## Excerpt
>> Start

Your OS can't decide when a tab is inactive though, given that they can run code, play media, etc. at arbitrary times.
Firefox can't either, because pretty much any page today will have JavaScript running.
The only way it works is to force tabs that haven't been opened in some time to unload regardless of activity... but that's something that the vast majority of users would not appreciate. For power users there are a ton of "tab unloader" add-ons that do this.
maybe @Eggymatrix ment swapping.
The OS tracks which memory-pages are used least and will swap them out when active programs need more ram than available.
Swapping anonymous pages is an extremely poor "solution" to cold memory. It's the big hammer approach that technically always works but isn't optimal for ...anything really. That's the best the kernel can easily and quickly know however which is why it's done at all.
It'd be much better if the process could shave off memory usage using its own domain knowledge. In the example of firefox, it's much faster and less jarring to the user to have 10 tabs reloaded from the web (browser shows a spinner as usual, doesn't lag) rather than swapped back in from disk (entire browser lags and it probably even takes longer).
There's no reliable mechanism to signal any of this to me knowledge however, so processes must guess the right time to do discard memory pre-emtively.
I believe you are mistaken, there is no way that reloading a tab from the web is faster than it being read from the disk.
For this you have to know that what gets swapped to disk is not the static content that you'd load upon opening a website, it's the entire memory used by the tab.
Static web content is usually kilobytes to megabytes and is also largely cached (on disk even). A tab's memory usage OTOH ranges from dozens to hundreds of MB.
Even a fast drive needs quite a long time (in computer terms) to load something like that, especially given that the access is likely not sequential and has a low queue depth.
Edge does this very aggressively and I hate it… Also I believe that Chromium based browsers use more memory per tab, so that might be the reason why it feels more aggressive. Firefox does this very rarely.

>> End

## Dataset excerpt
>> Start

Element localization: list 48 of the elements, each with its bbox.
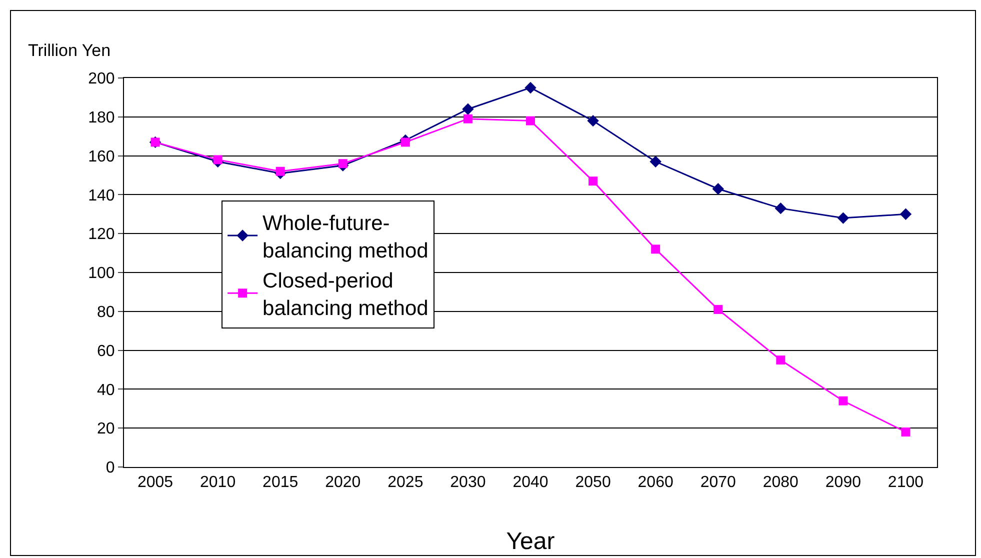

>> End

## To do
(1) According to the tab-memory discussion, why can reloading a tab from the web be faster than swapping it back in from disk? Answer in one to three sentences.
(2) Answer these questions using the tab-memory discussion:
(a) What do power users have available to force inactive tabs to unload?
(b) What does the OS track to decide what to swap out?
(c) How large does the discussion say static web content usually is?
(3) In the tab-memory discussion, shorten the paragraph beginning "It'd be much better if the process" while keeping its main facts.

## Response list
(1) Swap holds a tab's entire memory, which ranges from dozens to hundreds of MB, while static web content is usually kilobytes to megabytes and largely cached. Reading that much from even a fast drive takes a long time, especially since the access is likely not sequential and has a low queue depth.

(2)
(a) A ton of "tab unloader" add-ons.
(b) Which memory pages are used least.
(c) Kilobytes to megabytes.

(3) A process would do better to trim its own memory using its domain knowledge. For Firefox, reloading 10 tabs from the web is faster and less jarring than swapping them back in from disk. Reloading only shows the usual spinner without lag, while swapping lags the whole browser and probably takes longer.